[start]

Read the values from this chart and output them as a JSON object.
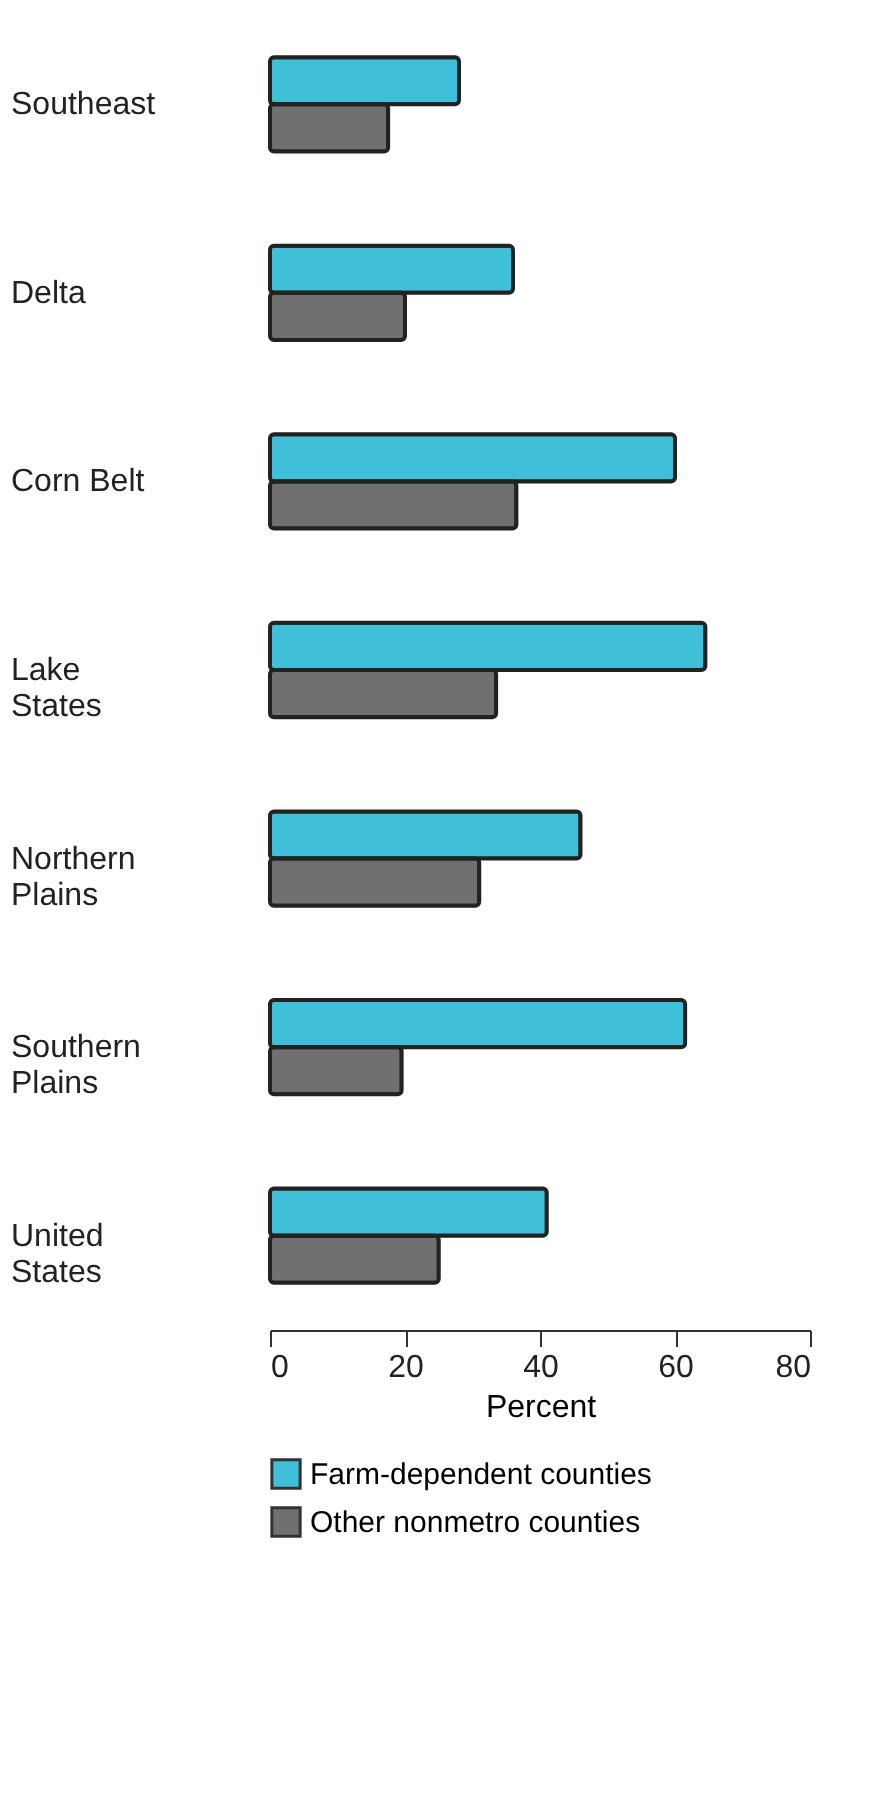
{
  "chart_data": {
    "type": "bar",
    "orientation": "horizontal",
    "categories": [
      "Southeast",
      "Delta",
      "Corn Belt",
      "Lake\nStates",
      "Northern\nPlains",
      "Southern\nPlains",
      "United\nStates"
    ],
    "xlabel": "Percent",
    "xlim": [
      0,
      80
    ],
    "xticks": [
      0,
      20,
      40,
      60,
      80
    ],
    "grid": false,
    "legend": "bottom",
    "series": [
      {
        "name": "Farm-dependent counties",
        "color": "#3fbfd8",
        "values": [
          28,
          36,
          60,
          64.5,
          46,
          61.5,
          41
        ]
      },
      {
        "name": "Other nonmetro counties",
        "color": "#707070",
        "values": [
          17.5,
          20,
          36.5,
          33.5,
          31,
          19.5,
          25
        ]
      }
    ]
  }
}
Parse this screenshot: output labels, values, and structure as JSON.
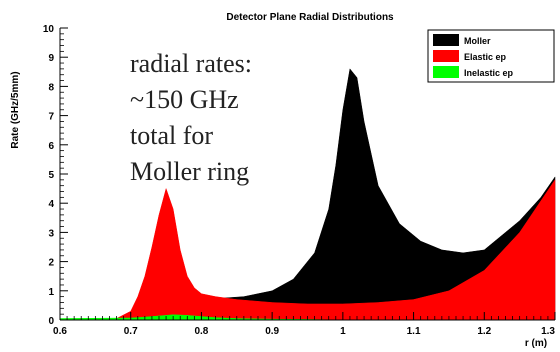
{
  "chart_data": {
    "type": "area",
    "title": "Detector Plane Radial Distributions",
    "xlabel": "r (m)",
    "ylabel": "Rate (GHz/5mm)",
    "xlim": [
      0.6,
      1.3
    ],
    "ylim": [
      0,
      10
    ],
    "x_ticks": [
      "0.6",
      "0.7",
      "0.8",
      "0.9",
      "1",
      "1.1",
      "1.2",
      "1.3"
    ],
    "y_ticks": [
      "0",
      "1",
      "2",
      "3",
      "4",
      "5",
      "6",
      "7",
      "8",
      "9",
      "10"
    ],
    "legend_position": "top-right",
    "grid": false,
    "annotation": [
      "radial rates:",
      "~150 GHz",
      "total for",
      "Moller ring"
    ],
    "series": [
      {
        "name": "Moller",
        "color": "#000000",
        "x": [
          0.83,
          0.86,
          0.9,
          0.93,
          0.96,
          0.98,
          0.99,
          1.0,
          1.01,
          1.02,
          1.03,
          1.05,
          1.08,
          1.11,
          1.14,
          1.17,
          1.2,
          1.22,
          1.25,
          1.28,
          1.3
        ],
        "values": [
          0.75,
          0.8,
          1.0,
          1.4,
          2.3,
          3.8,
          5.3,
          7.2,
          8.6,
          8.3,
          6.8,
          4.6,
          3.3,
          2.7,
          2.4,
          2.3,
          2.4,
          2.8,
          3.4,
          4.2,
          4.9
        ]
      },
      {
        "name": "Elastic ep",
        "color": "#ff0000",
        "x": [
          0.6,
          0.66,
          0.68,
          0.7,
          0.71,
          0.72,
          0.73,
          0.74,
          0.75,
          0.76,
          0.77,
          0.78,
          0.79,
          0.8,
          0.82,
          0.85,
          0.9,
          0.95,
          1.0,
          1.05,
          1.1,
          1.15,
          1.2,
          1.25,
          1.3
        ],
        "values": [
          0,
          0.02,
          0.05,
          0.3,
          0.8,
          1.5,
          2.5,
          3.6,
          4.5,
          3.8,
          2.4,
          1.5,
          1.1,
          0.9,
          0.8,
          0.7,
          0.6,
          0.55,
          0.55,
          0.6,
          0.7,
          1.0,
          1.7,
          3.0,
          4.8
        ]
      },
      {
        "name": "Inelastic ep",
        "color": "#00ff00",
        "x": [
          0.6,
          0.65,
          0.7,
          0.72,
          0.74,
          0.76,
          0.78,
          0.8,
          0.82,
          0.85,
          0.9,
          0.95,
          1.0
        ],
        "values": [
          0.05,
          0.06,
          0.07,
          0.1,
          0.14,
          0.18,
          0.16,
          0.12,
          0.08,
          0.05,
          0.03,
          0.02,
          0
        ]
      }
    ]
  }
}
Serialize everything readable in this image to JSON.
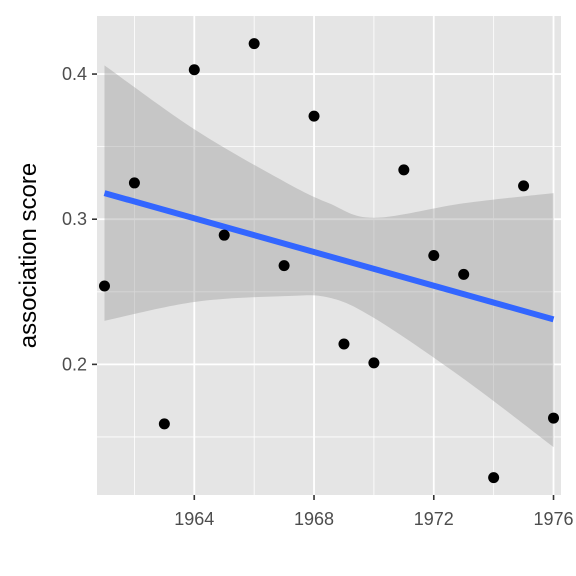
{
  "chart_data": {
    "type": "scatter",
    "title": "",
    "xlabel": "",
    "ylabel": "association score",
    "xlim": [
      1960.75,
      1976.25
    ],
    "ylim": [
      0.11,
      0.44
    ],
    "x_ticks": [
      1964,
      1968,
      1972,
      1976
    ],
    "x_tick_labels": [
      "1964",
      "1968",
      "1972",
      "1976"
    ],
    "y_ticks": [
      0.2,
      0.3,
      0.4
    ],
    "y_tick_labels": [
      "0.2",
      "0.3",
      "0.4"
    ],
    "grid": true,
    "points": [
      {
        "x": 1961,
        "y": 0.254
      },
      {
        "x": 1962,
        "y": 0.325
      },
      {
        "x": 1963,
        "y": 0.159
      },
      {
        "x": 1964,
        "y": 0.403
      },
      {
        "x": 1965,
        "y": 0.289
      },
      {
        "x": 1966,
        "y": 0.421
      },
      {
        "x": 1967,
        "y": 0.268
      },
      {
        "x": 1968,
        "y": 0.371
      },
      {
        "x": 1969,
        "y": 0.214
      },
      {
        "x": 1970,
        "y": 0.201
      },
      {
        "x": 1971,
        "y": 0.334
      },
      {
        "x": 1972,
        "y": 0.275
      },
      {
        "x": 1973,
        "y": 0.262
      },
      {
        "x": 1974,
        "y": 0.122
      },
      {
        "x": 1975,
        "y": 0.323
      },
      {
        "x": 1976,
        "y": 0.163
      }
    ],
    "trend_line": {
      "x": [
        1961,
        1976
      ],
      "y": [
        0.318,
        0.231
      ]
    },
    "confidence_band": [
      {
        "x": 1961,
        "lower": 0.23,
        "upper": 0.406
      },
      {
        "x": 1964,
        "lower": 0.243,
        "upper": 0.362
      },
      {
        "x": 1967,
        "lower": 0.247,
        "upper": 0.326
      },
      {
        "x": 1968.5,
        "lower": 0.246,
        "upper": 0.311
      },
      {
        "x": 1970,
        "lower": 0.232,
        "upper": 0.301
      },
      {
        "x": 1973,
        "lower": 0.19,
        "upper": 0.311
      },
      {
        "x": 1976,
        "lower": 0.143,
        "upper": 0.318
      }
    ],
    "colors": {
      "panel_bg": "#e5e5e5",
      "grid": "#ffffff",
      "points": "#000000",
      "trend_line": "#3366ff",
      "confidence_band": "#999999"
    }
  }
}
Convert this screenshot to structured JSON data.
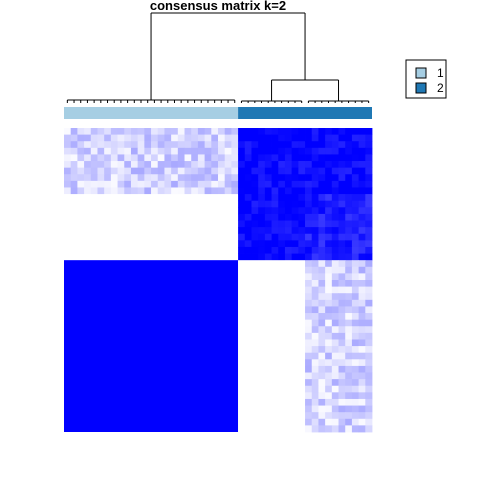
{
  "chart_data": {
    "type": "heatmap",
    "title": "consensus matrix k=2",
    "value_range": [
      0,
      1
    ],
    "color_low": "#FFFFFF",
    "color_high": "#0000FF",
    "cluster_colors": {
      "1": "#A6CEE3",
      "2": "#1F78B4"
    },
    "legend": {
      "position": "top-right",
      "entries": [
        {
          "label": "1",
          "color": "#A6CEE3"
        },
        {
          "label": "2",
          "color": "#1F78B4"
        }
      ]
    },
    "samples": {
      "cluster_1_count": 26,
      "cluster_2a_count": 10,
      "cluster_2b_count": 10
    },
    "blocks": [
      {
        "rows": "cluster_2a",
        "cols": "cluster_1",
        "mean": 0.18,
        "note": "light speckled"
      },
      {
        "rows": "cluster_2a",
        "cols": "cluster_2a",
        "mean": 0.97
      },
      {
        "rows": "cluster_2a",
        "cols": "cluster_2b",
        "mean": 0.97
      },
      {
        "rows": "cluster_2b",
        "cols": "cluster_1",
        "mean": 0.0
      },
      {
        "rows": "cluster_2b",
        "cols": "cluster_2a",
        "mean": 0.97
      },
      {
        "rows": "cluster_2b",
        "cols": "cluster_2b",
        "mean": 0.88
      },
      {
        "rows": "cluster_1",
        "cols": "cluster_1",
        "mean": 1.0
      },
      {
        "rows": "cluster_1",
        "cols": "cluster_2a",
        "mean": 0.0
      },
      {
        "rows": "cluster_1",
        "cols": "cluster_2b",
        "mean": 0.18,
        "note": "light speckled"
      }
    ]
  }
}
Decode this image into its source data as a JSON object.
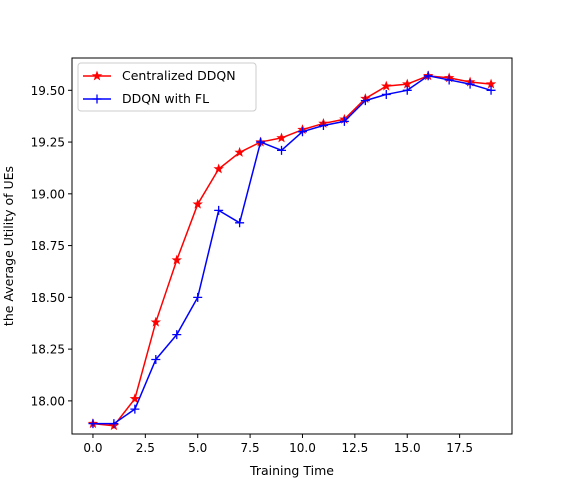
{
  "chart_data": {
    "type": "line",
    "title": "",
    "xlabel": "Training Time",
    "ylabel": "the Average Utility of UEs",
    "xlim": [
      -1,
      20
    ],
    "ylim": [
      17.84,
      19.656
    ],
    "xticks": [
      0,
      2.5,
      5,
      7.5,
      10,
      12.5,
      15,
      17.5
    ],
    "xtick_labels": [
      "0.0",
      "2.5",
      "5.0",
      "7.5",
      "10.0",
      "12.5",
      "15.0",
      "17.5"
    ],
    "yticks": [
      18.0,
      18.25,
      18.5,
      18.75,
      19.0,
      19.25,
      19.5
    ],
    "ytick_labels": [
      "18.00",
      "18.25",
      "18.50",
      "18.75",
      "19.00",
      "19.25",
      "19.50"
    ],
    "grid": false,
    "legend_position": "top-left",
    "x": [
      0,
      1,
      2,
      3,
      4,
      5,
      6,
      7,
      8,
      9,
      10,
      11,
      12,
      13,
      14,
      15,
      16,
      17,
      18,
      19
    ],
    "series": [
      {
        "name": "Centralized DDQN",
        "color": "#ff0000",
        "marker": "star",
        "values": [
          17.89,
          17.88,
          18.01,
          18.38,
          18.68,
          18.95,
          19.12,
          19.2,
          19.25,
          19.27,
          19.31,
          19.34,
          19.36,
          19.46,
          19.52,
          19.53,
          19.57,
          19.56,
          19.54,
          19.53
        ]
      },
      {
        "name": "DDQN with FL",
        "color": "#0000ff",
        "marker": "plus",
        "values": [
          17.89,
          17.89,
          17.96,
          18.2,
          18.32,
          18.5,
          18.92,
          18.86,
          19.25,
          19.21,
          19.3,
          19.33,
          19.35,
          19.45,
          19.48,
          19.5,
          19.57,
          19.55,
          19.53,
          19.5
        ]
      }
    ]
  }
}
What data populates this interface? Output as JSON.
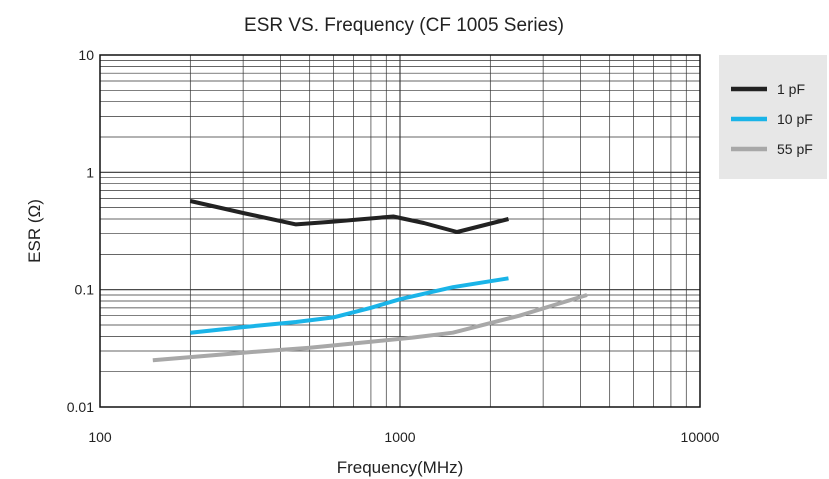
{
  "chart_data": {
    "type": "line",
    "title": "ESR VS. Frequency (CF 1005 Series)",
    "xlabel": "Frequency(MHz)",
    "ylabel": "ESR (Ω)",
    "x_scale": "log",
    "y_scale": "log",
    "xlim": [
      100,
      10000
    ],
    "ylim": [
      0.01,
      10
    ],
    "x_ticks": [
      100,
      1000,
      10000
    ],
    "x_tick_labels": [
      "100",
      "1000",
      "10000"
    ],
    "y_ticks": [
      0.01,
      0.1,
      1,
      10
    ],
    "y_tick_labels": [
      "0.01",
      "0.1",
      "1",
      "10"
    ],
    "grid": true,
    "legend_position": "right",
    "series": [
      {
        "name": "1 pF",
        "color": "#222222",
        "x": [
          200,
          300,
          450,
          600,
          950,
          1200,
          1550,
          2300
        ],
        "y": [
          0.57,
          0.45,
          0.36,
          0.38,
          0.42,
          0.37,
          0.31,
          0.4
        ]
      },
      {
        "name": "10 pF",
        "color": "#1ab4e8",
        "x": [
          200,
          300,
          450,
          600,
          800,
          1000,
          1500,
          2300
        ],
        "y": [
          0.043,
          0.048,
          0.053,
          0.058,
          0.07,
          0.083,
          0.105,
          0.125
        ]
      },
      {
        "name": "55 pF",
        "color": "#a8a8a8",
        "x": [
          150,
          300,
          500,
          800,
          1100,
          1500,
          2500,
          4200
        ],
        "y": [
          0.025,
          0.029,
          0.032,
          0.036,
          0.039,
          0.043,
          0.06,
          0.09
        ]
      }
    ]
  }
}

[end]

## REQUIREMENTS
Note every line above where the string "image" shows up, and copy those lines.

## ANSWER
Serialize everything readable in this image to JSON.
Decode this image into its source data as a JSON object.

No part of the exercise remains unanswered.